_Exercise details_
Will you transcribe the entries that follow, exactly and in full?

Records:

..............................

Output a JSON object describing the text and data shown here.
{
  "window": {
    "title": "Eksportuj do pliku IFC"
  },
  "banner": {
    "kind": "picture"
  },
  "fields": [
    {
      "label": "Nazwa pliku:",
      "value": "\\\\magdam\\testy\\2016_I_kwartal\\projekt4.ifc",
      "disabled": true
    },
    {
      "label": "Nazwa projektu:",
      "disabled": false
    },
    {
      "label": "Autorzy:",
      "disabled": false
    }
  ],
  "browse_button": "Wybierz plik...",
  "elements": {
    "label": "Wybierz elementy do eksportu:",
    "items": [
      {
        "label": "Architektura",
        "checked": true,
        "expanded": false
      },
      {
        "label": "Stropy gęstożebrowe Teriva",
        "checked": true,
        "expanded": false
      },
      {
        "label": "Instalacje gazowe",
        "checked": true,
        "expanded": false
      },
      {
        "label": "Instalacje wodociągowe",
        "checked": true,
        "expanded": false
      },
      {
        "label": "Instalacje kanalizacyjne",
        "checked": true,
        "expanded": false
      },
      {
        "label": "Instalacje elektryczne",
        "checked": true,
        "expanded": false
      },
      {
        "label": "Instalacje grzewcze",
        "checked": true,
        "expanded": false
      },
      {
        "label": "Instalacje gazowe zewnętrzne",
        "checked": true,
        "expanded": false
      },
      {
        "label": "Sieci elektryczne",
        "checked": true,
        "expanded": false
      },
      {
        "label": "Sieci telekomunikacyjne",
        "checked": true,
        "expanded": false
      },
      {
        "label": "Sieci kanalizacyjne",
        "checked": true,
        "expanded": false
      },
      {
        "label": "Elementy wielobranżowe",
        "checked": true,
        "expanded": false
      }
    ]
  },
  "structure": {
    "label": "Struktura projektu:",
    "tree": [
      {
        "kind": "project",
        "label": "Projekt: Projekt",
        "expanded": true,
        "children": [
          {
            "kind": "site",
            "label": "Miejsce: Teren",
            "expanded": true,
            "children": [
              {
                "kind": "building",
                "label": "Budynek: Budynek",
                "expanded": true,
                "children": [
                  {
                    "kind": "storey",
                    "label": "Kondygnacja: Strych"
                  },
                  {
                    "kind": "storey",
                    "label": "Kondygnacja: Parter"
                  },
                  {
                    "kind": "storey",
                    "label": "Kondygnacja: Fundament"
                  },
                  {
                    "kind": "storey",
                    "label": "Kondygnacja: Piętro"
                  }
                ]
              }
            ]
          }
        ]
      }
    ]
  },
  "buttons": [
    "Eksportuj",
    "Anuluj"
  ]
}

..............................

_Exercise answer_
Output a JSON object describing the text and data shown here.
{
  "window": {
    "title": "Eksportuj do pliku IFC"
  },
  "banner": {
    "kind": "picture"
  },
  "fields": [
    {
      "label": "Nazwa pliku:",
      "value": "\\\\magdam\\testy\\2016_I_kwartal\\projekt4.ifc",
      "disabled": true
    },
    {
      "label": "Nazwa projektu:",
      "disabled": false
    },
    {
      "label": "Autorzy:",
      "disabled": false
    }
  ],
  "browse_button": "Wybierz plik...",
  "elements": {
    "label": "Wybierz elementy do eksportu:",
    "items": [
      {
        "label": "Architektura",
        "checked": true,
        "expanded": false
      },
      {
        "label": "Stropy gęstożebrowe Teriva",
        "checked": true,
        "expanded": false
      },
      {
        "label": "Instalacje gazowe",
        "checked": true,
        "expanded": false
      },
      {
        "label": "Instalacje wodociągowe",
        "checked": true,
        "expanded": false
      },
      {
        "label": "Instalacje kanalizacyjne",
        "checked": true,
        "expanded": false
      },
      {
        "label": "Instalacje elektryczne",
        "checked": true,
        "expanded": false
      },
      {
        "label": "Instalacje grzewcze",
        "checked": true,
        "expanded": false
      },
      {
        "label": "Instalacje gazowe zewnętrzne",
        "checked": true,
        "expanded": false
      },
      {
        "label": "Sieci elektryczne",
        "checked": true,
        "expanded": false
      },
      {
        "label": "Sieci telekomunikacyjne",
        "checked": true,
        "expanded": false
      },
      {
        "label": "Sieci kanalizacyjne",
        "checked": true,
        "expanded": false
      },
      {
        "label": "Elementy wielobranżowe",
        "checked": true,
        "expanded": false
      }
    ]
  },
  "structure": {
    "label": "Struktura projektu:",
    "tree": [
      {
        "kind": "project",
        "label": "Projekt: Projekt",
        "expanded": true,
        "children": [
          {
            "kind": "site",
            "label": "Miejsce: Teren",
            "expanded": true,
            "children": [
              {
                "kind": "building",
                "label": "Budynek: Budynek",
                "expanded": true,
                "children": [
                  {
                    "kind": "storey",
                    "label": "Kondygnacja: Strych"
                  },
                  {
                    "kind": "storey",
                    "label": "Kondygnacja: Parter"
                  },
                  {
                    "kind": "storey",
                    "label": "Kondygnacja: Fundament"
                  },
                  {
                    "kind": "storey",
                    "label": "Kondygnacja: Piętro"
                  }
                ]
              }
            ]
          }
        ]
      }
    ]
  },
  "buttons": [
    "Eksportuj",
    "Anuluj"
  ]
}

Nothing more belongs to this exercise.